Copy each line below without leaving any out.

+++++

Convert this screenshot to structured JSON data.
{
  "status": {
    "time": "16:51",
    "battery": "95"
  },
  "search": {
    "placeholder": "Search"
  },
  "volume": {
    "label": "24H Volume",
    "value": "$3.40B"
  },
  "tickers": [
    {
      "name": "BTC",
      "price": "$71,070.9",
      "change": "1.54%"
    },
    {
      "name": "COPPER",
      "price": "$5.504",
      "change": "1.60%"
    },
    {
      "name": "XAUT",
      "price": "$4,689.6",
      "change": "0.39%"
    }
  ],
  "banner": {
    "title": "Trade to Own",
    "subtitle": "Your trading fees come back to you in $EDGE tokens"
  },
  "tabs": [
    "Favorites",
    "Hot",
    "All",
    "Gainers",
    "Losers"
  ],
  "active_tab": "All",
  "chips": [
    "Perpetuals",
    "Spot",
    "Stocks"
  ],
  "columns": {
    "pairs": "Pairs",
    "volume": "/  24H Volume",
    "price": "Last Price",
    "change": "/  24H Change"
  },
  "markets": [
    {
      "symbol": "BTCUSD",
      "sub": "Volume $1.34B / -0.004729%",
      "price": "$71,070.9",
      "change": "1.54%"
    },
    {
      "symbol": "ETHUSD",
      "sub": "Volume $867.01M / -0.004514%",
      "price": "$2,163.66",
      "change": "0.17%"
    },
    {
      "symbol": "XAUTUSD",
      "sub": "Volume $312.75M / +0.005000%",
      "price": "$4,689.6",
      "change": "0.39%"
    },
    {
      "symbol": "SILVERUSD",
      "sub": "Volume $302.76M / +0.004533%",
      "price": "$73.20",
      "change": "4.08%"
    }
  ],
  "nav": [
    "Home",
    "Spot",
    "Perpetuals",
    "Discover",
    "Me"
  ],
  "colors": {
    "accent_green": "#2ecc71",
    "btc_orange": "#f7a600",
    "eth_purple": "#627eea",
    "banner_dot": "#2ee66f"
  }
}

+++++

### Expected output
Convert this screenshot to structured JSON data.
{
  "status": {
    "time": "16:51",
    "battery": "95"
  },
  "search": {
    "placeholder": "Search"
  },
  "volume": {
    "label": "24H Volume",
    "value": "$3.40B"
  },
  "tickers": [
    {
      "name": "BTC",
      "price": "$71,070.9",
      "change": "1.54%"
    },
    {
      "name": "COPPER",
      "price": "$5.504",
      "change": "1.60%"
    },
    {
      "name": "XAUT",
      "price": "$4,689.6",
      "change": "0.39%"
    }
  ],
  "banner": {
    "title": "Trade to Own",
    "subtitle": "Your trading fees come back to you in $EDGE tokens"
  },
  "tabs": [
    "Favorites",
    "Hot",
    "All",
    "Gainers",
    "Losers"
  ],
  "active_tab": "All",
  "chips": [
    "Perpetuals",
    "Spot",
    "Stocks"
  ],
  "columns": {
    "pairs": "Pairs",
    "volume": "/  24H Volume",
    "price": "Last Price",
    "change": "/  24H Change"
  },
  "markets": [
    {
      "symbol": "BTCUSD",
      "sub": "Volume $1.34B / -0.004729%",
      "price": "$71,070.9",
      "change": "1.54%"
    },
    {
      "symbol": "ETHUSD",
      "sub": "Volume $867.01M / -0.004514%",
      "price": "$2,163.66",
      "change": "0.17%"
    },
    {
      "symbol": "XAUTUSD",
      "sub": "Volume $312.75M / +0.005000%",
      "price": "$4,689.6",
      "change": "0.39%"
    },
    {
      "symbol": "SILVERUSD",
      "sub": "Volume $302.76M / +0.004533%",
      "price": "$73.20",
      "change": "4.08%"
    }
  ],
  "nav": [
    "Home",
    "Spot",
    "Perpetuals",
    "Discover",
    "Me"
  ],
  "colors": {
    "accent_green": "#2ecc71",
    "btc_orange": "#f7a600",
    "eth_purple": "#627eea",
    "banner_dot": "#2ee66f"
  }
}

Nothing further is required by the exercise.